> [Instruction]
Lines containing the word "Maio" are to be located and copied.

> [Source material]
.....
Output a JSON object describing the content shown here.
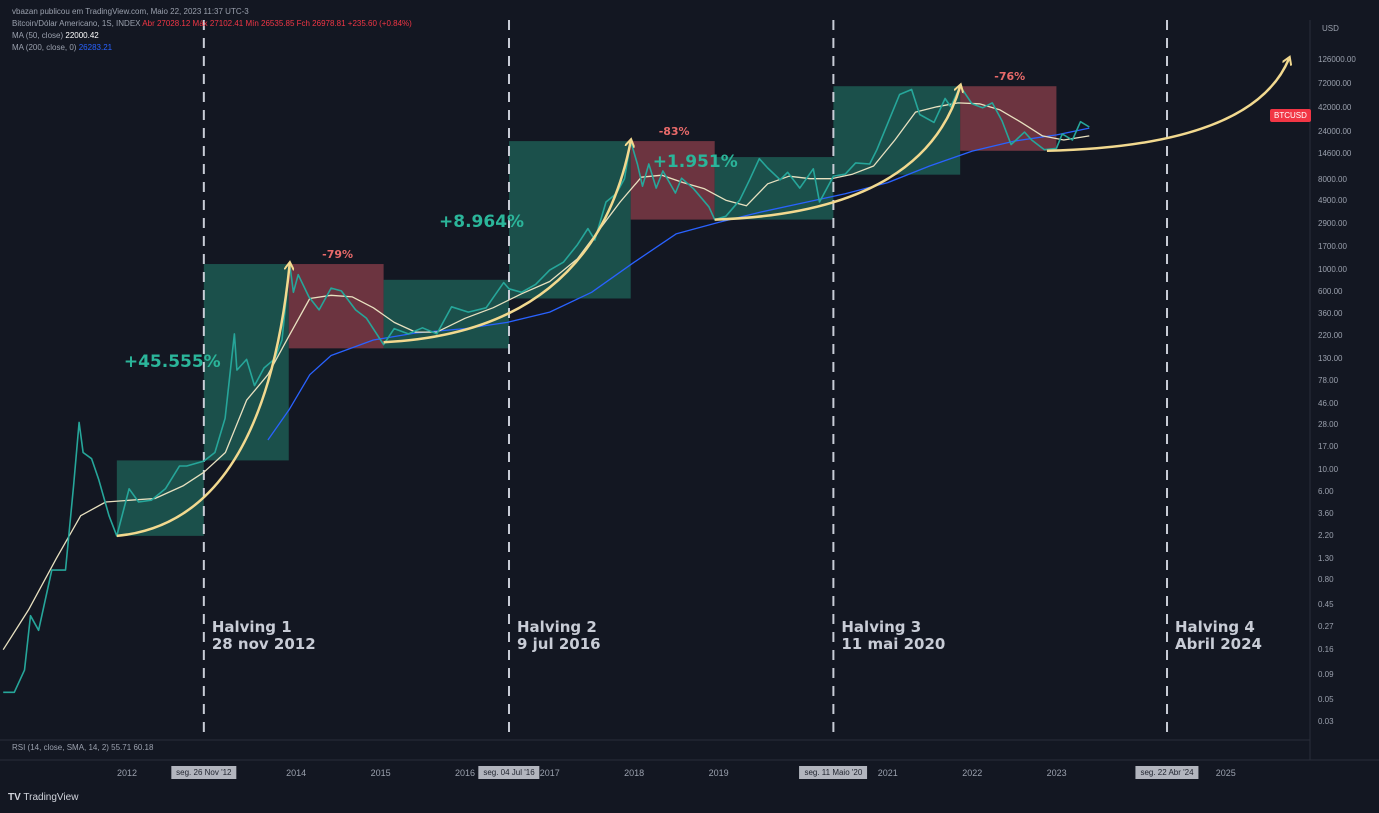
{
  "header": {
    "publisher": "vbazan publicou em TradingView.com, Maio 22, 2023 11:37 UTC-3",
    "symbol": "Bitcoin/Dólar Americano, 1S, INDEX",
    "ohlc": "Abr 27028.12 Máx 27102.41 Mín 26535.85 Fch 26978.81 +235.60 (+0.84%)",
    "ma50_label": "MA (50, close)",
    "ma50_value": "22000.42",
    "ma200_label": "MA (200, close, 0)",
    "ma200_value": "26283.21"
  },
  "chart_data": {
    "type": "line",
    "title": "",
    "xlabel": "",
    "ylabel": "USD",
    "yscale": "log",
    "ylim": [
      0.02,
      200000
    ],
    "xlim": [
      "2010-07-01",
      "2025-12-31"
    ],
    "y_ticks": [
      "126000.00",
      "72000.00",
      "42000.00",
      "24000.00",
      "14600.00",
      "8000.00",
      "4900.00",
      "2900.00",
      "1700.00",
      "1000.00",
      "600.00",
      "360.00",
      "220.00",
      "130.00",
      "78.00",
      "46.00",
      "28.00",
      "17.00",
      "10.00",
      "6.00",
      "3.60",
      "2.20",
      "1.30",
      "0.80",
      "0.45",
      "0.27",
      "0.16",
      "0.09",
      "0.05",
      "0.03"
    ],
    "x_ticks": [
      "2012",
      "2014",
      "2015",
      "2016",
      "2017",
      "2018",
      "2019",
      "2021",
      "2022",
      "2023",
      "2025"
    ],
    "x_badges": [
      "seg. 26 Nov '12",
      "seg. 04 Jul '16",
      "seg. 11 Maio '20",
      "seg. 22 Abr '24"
    ],
    "series": [
      {
        "name": "BTCUSD",
        "color": "#26a69a",
        "points": [
          [
            "2010-07-15",
            0.06
          ],
          [
            "2010-09-01",
            0.06
          ],
          [
            "2010-10-15",
            0.1
          ],
          [
            "2010-11-10",
            0.35
          ],
          [
            "2010-12-15",
            0.25
          ],
          [
            "2011-02-10",
            1.0
          ],
          [
            "2011-04-10",
            1.0
          ],
          [
            "2011-05-15",
            7.0
          ],
          [
            "2011-06-08",
            30.0
          ],
          [
            "2011-06-25",
            15.0
          ],
          [
            "2011-08-01",
            13.0
          ],
          [
            "2011-09-01",
            8.0
          ],
          [
            "2011-10-15",
            3.5
          ],
          [
            "2011-11-18",
            2.2
          ],
          [
            "2012-01-10",
            6.5
          ],
          [
            "2012-02-20",
            4.8
          ],
          [
            "2012-04-15",
            5.0
          ],
          [
            "2012-06-15",
            6.5
          ],
          [
            "2012-08-15",
            11.0
          ],
          [
            "2012-09-15",
            11.0
          ],
          [
            "2012-10-15",
            11.5
          ],
          [
            "2012-11-28",
            12.3
          ],
          [
            "2013-01-15",
            15.0
          ],
          [
            "2013-02-28",
            33.0
          ],
          [
            "2013-04-09",
            230.0
          ],
          [
            "2013-04-20",
            100.0
          ],
          [
            "2013-06-01",
            128.0
          ],
          [
            "2013-07-05",
            70.0
          ],
          [
            "2013-08-15",
            105.0
          ],
          [
            "2013-10-01",
            130.0
          ],
          [
            "2013-11-01",
            200.0
          ],
          [
            "2013-12-04",
            1150.0
          ],
          [
            "2013-12-20",
            600.0
          ],
          [
            "2014-01-10",
            900.0
          ],
          [
            "2014-02-25",
            540.0
          ],
          [
            "2014-04-10",
            400.0
          ],
          [
            "2014-06-01",
            660.0
          ],
          [
            "2014-07-15",
            620.0
          ],
          [
            "2014-09-15",
            400.0
          ],
          [
            "2014-11-01",
            330.0
          ],
          [
            "2015-01-14",
            180.0
          ],
          [
            "2015-03-01",
            260.0
          ],
          [
            "2015-05-01",
            230.0
          ],
          [
            "2015-07-01",
            265.0
          ],
          [
            "2015-09-01",
            230.0
          ],
          [
            "2015-11-04",
            430.0
          ],
          [
            "2016-01-15",
            380.0
          ],
          [
            "2016-04-01",
            420.0
          ],
          [
            "2016-06-16",
            750.0
          ],
          [
            "2016-07-09",
            650.0
          ],
          [
            "2016-09-01",
            600.0
          ],
          [
            "2016-11-01",
            720.0
          ],
          [
            "2017-01-01",
            1000.0
          ],
          [
            "2017-03-01",
            1200.0
          ],
          [
            "2017-05-01",
            1800.0
          ],
          [
            "2017-06-15",
            2600.0
          ],
          [
            "2017-07-15",
            2000.0
          ],
          [
            "2017-09-01",
            4800.0
          ],
          [
            "2017-10-15",
            5800.0
          ],
          [
            "2017-11-20",
            8200.0
          ],
          [
            "2017-12-17",
            19500.0
          ],
          [
            "2018-01-15",
            11500.0
          ],
          [
            "2018-02-06",
            6900.0
          ],
          [
            "2018-03-05",
            11500.0
          ],
          [
            "2018-04-06",
            6600.0
          ],
          [
            "2018-05-05",
            9800.0
          ],
          [
            "2018-06-28",
            5900.0
          ],
          [
            "2018-07-25",
            8300.0
          ],
          [
            "2018-09-15",
            6500.0
          ],
          [
            "2018-11-20",
            4300.0
          ],
          [
            "2018-12-15",
            3200.0
          ],
          [
            "2019-02-01",
            3450.0
          ],
          [
            "2019-04-02",
            5000.0
          ],
          [
            "2019-05-15",
            8000.0
          ],
          [
            "2019-06-26",
            13000.0
          ],
          [
            "2019-08-01",
            10500.0
          ],
          [
            "2019-09-24",
            8000.0
          ],
          [
            "2019-10-26",
            9500.0
          ],
          [
            "2019-12-18",
            6600.0
          ],
          [
            "2020-02-14",
            10300.0
          ],
          [
            "2020-03-12",
            4800.0
          ],
          [
            "2020-05-11",
            8700.0
          ],
          [
            "2020-07-01",
            9100.0
          ],
          [
            "2020-08-15",
            11800.0
          ],
          [
            "2020-10-15",
            11500.0
          ],
          [
            "2020-11-15",
            16000.0
          ],
          [
            "2020-12-31",
            29000.0
          ],
          [
            "2021-02-21",
            57000.0
          ],
          [
            "2021-04-14",
            64000.0
          ],
          [
            "2021-05-19",
            36000.0
          ],
          [
            "2021-07-20",
            30000.0
          ],
          [
            "2021-09-06",
            52000.0
          ],
          [
            "2021-09-30",
            43000.0
          ],
          [
            "2021-11-10",
            69000.0
          ],
          [
            "2021-12-31",
            46000.0
          ],
          [
            "2022-02-15",
            42000.0
          ],
          [
            "2022-03-29",
            47000.0
          ],
          [
            "2022-05-10",
            31000.0
          ],
          [
            "2022-06-18",
            18000.0
          ],
          [
            "2022-08-15",
            24000.0
          ],
          [
            "2022-09-15",
            20000.0
          ],
          [
            "2022-11-09",
            16000.0
          ],
          [
            "2022-12-31",
            16500.0
          ],
          [
            "2023-01-25",
            23000.0
          ],
          [
            "2023-03-10",
            20000.0
          ],
          [
            "2023-04-14",
            30500.0
          ],
          [
            "2023-05-22",
            26978.0
          ]
        ]
      },
      {
        "name": "MA (50, close)",
        "color": "#e8e1c0",
        "points": [
          [
            "2010-07-15",
            0.16
          ],
          [
            "2010-11-01",
            0.4
          ],
          [
            "2011-03-01",
            1.3
          ],
          [
            "2011-06-15",
            3.5
          ],
          [
            "2011-10-01",
            4.8
          ],
          [
            "2012-01-15",
            5.0
          ],
          [
            "2012-05-01",
            5.2
          ],
          [
            "2012-09-01",
            7.0
          ],
          [
            "2012-11-28",
            9.5
          ],
          [
            "2013-03-01",
            15.0
          ],
          [
            "2013-06-01",
            50.0
          ],
          [
            "2013-09-01",
            90.0
          ],
          [
            "2013-12-01",
            220.0
          ],
          [
            "2014-03-01",
            520.0
          ],
          [
            "2014-06-01",
            560.0
          ],
          [
            "2014-09-01",
            540.0
          ],
          [
            "2014-12-01",
            420.0
          ],
          [
            "2015-03-01",
            300.0
          ],
          [
            "2015-06-01",
            240.0
          ],
          [
            "2015-09-01",
            240.0
          ],
          [
            "2016-01-01",
            330.0
          ],
          [
            "2016-05-01",
            420.0
          ],
          [
            "2016-09-01",
            580.0
          ],
          [
            "2017-01-01",
            770.0
          ],
          [
            "2017-05-01",
            1300.0
          ],
          [
            "2017-08-01",
            2500.0
          ],
          [
            "2017-11-01",
            4800.0
          ],
          [
            "2018-02-01",
            8500.0
          ],
          [
            "2018-05-01",
            8900.0
          ],
          [
            "2018-08-01",
            7500.0
          ],
          [
            "2018-11-01",
            6500.0
          ],
          [
            "2019-02-01",
            5000.0
          ],
          [
            "2019-05-01",
            4400.0
          ],
          [
            "2019-08-01",
            7300.0
          ],
          [
            "2019-11-01",
            8700.0
          ],
          [
            "2020-02-01",
            8200.0
          ],
          [
            "2020-05-01",
            8200.0
          ],
          [
            "2020-08-01",
            9100.0
          ],
          [
            "2020-11-01",
            11000.0
          ],
          [
            "2021-02-01",
            20000.0
          ],
          [
            "2021-05-01",
            38000.0
          ],
          [
            "2021-08-01",
            43000.0
          ],
          [
            "2021-11-01",
            47000.0
          ],
          [
            "2022-02-01",
            46000.0
          ],
          [
            "2022-05-01",
            40000.0
          ],
          [
            "2022-08-01",
            30000.0
          ],
          [
            "2022-11-01",
            22000.0
          ],
          [
            "2023-02-01",
            20000.0
          ],
          [
            "2023-05-22",
            22000.42
          ]
        ]
      },
      {
        "name": "MA (200, close, 0)",
        "color": "#2962ff",
        "points": [
          [
            "2013-09-01",
            20.0
          ],
          [
            "2013-12-01",
            40.0
          ],
          [
            "2014-03-01",
            90.0
          ],
          [
            "2014-06-01",
            140.0
          ],
          [
            "2014-12-01",
            200.0
          ],
          [
            "2015-06-01",
            235.0
          ],
          [
            "2016-01-01",
            260.0
          ],
          [
            "2016-07-01",
            300.0
          ],
          [
            "2017-01-01",
            380.0
          ],
          [
            "2017-07-01",
            600.0
          ],
          [
            "2018-01-01",
            1200.0
          ],
          [
            "2018-07-01",
            2300.0
          ],
          [
            "2019-01-01",
            3000.0
          ],
          [
            "2019-07-01",
            3800.0
          ],
          [
            "2020-01-01",
            4700.0
          ],
          [
            "2020-07-01",
            5800.0
          ],
          [
            "2021-01-01",
            7500.0
          ],
          [
            "2021-07-01",
            11000.0
          ],
          [
            "2022-01-01",
            15500.0
          ],
          [
            "2022-07-01",
            19500.0
          ],
          [
            "2023-01-01",
            22500.0
          ],
          [
            "2023-05-22",
            26283.21
          ]
        ]
      }
    ],
    "halvings": [
      {
        "date": "2012-11-28",
        "line1": "Halving 1",
        "line2": "28 nov 2012"
      },
      {
        "date": "2016-07-09",
        "line1": "Halving 2",
        "line2": "9 jul 2016"
      },
      {
        "date": "2020-05-11",
        "line1": "Halving 3",
        "line2": "11 mai 2020"
      },
      {
        "date": "2024-04-22",
        "line1": "Halving 4",
        "line2": "Abril 2024"
      }
    ],
    "annotations": [
      {
        "text": "+45.555%",
        "kind": "gain"
      },
      {
        "text": "-79%",
        "kind": "loss"
      },
      {
        "text": "+8.964%",
        "kind": "gain"
      },
      {
        "text": "-83%",
        "kind": "loss"
      },
      {
        "text": "+1.951%",
        "kind": "gain"
      },
      {
        "text": "-76%",
        "kind": "loss"
      }
    ],
    "boxes": [
      {
        "kind": "up",
        "x0": "2011-11-18",
        "x1": "2012-11-28",
        "y0": 2.2,
        "y1": 12.5
      },
      {
        "kind": "up",
        "x0": "2012-11-28",
        "x1": "2013-11-30",
        "y0": 12.5,
        "y1": 1150.0
      },
      {
        "kind": "down",
        "x0": "2013-11-30",
        "x1": "2015-01-14",
        "y0": 165.0,
        "y1": 1150.0
      },
      {
        "kind": "up",
        "x0": "2015-01-14",
        "x1": "2016-07-09",
        "y0": 165.0,
        "y1": 800.0
      },
      {
        "kind": "up",
        "x0": "2016-07-09",
        "x1": "2017-12-17",
        "y0": 520.0,
        "y1": 19500.0
      },
      {
        "kind": "down",
        "x0": "2017-12-17",
        "x1": "2018-12-15",
        "y0": 3200.0,
        "y1": 19500.0
      },
      {
        "kind": "up",
        "x0": "2018-12-15",
        "x1": "2020-05-11",
        "y0": 3200.0,
        "y1": 13500.0
      },
      {
        "kind": "up",
        "x0": "2020-05-11",
        "x1": "2021-11-10",
        "y0": 9000.0,
        "y1": 69000.0
      },
      {
        "kind": "down",
        "x0": "2021-11-10",
        "x1": "2022-12-31",
        "y0": 15600.0,
        "y1": 69000.0
      }
    ],
    "growth_arrows": [
      {
        "from_date": "2011-11-18",
        "from_val": 2.2,
        "to_date": "2013-12-04",
        "to_val": 1150.0,
        "projected": false
      },
      {
        "from_date": "2015-01-14",
        "from_val": 190.0,
        "to_date": "2017-12-17",
        "to_val": 19500.0,
        "projected": false
      },
      {
        "from_date": "2018-12-15",
        "from_val": 3200.0,
        "to_date": "2021-11-10",
        "to_val": 69000.0,
        "projected": false
      },
      {
        "from_date": "2022-11-20",
        "from_val": 15600.0,
        "to_date": "2025-10-01",
        "to_val": 130000.0,
        "projected": true
      }
    ],
    "last_price_tag": "BTCUSD",
    "colors": {
      "background": "#131722",
      "up_box": "#1d5a52",
      "down_box": "#7d3a45",
      "arrow": "#f2d98f",
      "gain_text": "#2bb59a",
      "loss_text": "#e96a6a",
      "halving_line": "#c8ccd6"
    }
  },
  "indicator": {
    "rsi_label": "RSI (14, close, SMA, 14, 2)",
    "rsi_value": "55.71",
    "rsi_sma": "60.18"
  },
  "footer": {
    "brand_logo": "TV",
    "brand_name": "TradingView"
  }
}
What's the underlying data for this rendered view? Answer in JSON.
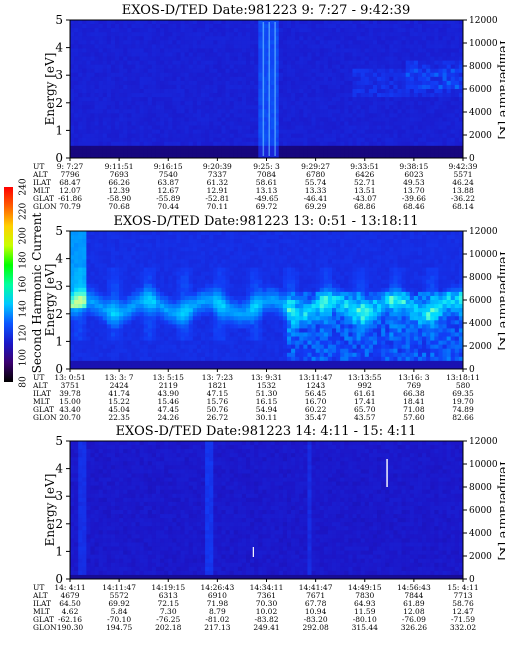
.....
> [Output for this task]
    "publisher": "vbazan publicou em TradingView.com, Maio 22, 2023 11:37 UTC-3",
      "seg. 11 Maio '20",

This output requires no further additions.